--- BEGIN ---

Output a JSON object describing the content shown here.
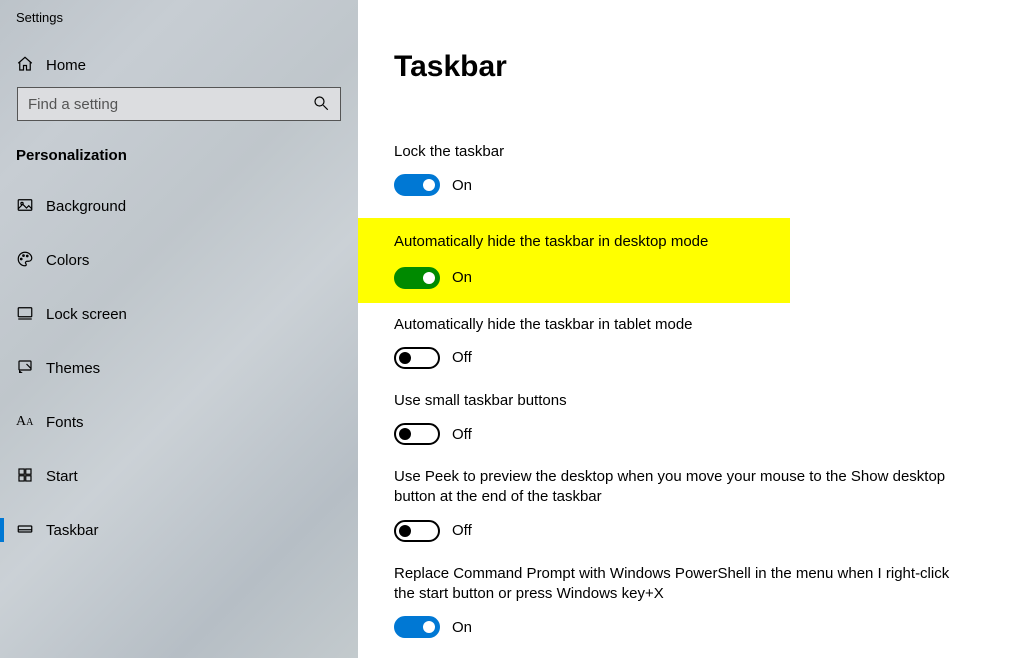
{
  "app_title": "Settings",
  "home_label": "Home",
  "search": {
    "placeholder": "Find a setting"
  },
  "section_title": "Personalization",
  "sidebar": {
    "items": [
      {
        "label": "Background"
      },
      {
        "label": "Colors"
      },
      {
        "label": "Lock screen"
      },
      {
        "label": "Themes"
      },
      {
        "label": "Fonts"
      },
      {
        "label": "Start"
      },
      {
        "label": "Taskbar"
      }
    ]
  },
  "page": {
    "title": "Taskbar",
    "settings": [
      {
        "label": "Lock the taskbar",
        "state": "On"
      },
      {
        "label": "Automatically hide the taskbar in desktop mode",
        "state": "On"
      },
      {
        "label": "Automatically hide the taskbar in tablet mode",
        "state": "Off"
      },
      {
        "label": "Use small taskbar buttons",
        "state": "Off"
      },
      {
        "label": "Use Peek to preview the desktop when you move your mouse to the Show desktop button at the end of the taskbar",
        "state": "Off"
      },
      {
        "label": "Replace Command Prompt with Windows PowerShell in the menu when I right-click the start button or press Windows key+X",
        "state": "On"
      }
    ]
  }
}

--- END ---
--- BEGIN ---

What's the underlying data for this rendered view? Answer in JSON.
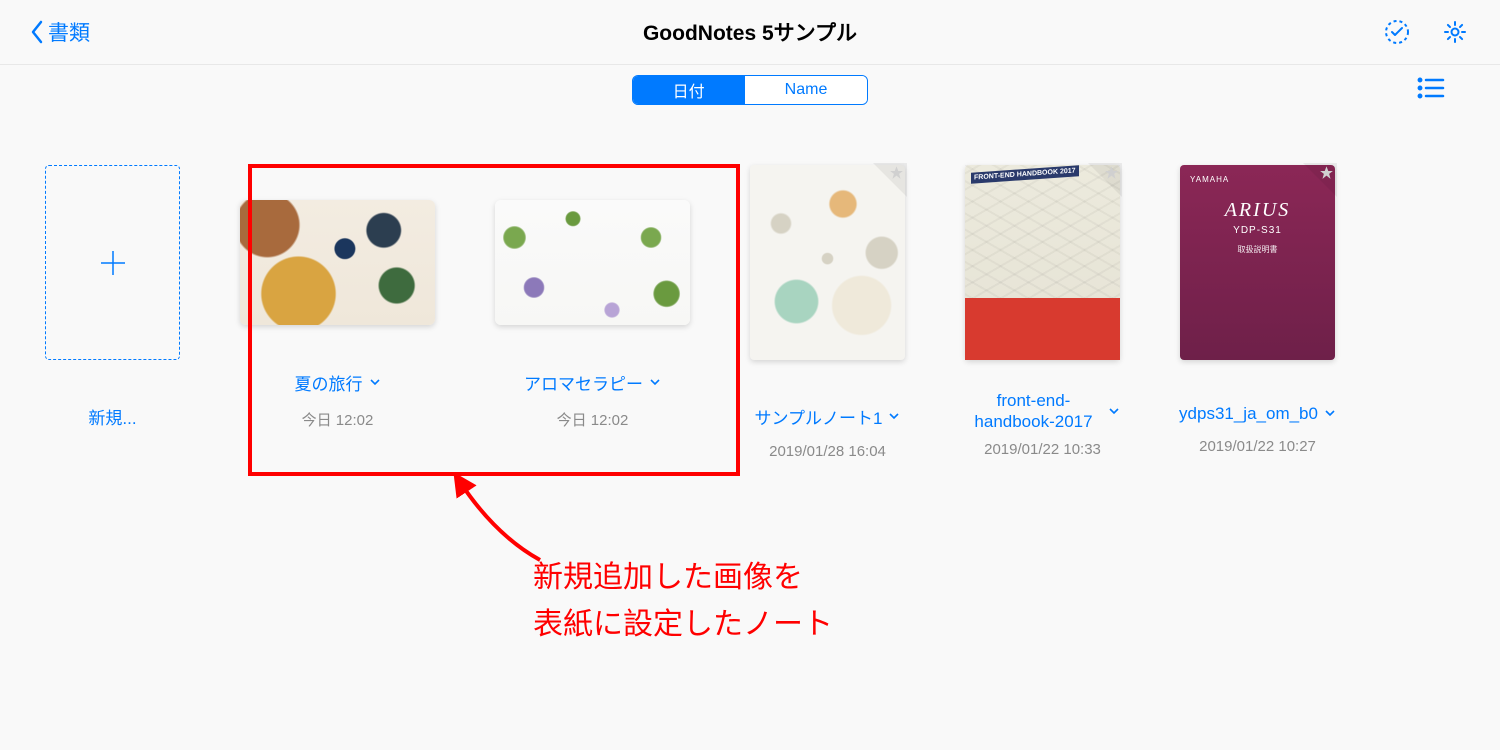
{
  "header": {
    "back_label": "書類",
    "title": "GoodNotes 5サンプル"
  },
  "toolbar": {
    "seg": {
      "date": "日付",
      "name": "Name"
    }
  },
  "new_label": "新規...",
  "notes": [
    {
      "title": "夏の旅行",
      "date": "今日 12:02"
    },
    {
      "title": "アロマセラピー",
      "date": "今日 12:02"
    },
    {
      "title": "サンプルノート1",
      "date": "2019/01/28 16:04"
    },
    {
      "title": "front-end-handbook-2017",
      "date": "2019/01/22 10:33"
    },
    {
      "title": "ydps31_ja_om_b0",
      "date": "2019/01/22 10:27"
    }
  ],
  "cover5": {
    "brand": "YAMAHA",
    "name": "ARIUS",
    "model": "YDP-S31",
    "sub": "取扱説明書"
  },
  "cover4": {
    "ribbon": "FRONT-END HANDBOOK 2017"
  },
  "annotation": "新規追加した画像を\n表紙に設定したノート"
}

--- END ---

_Request_
Identify all lines where the word "JSON" shows up. Copy them.

_Task answer_
Output a JSON object describing the content shown here.
What's the underlying data for this rendered view? Answer in JSON.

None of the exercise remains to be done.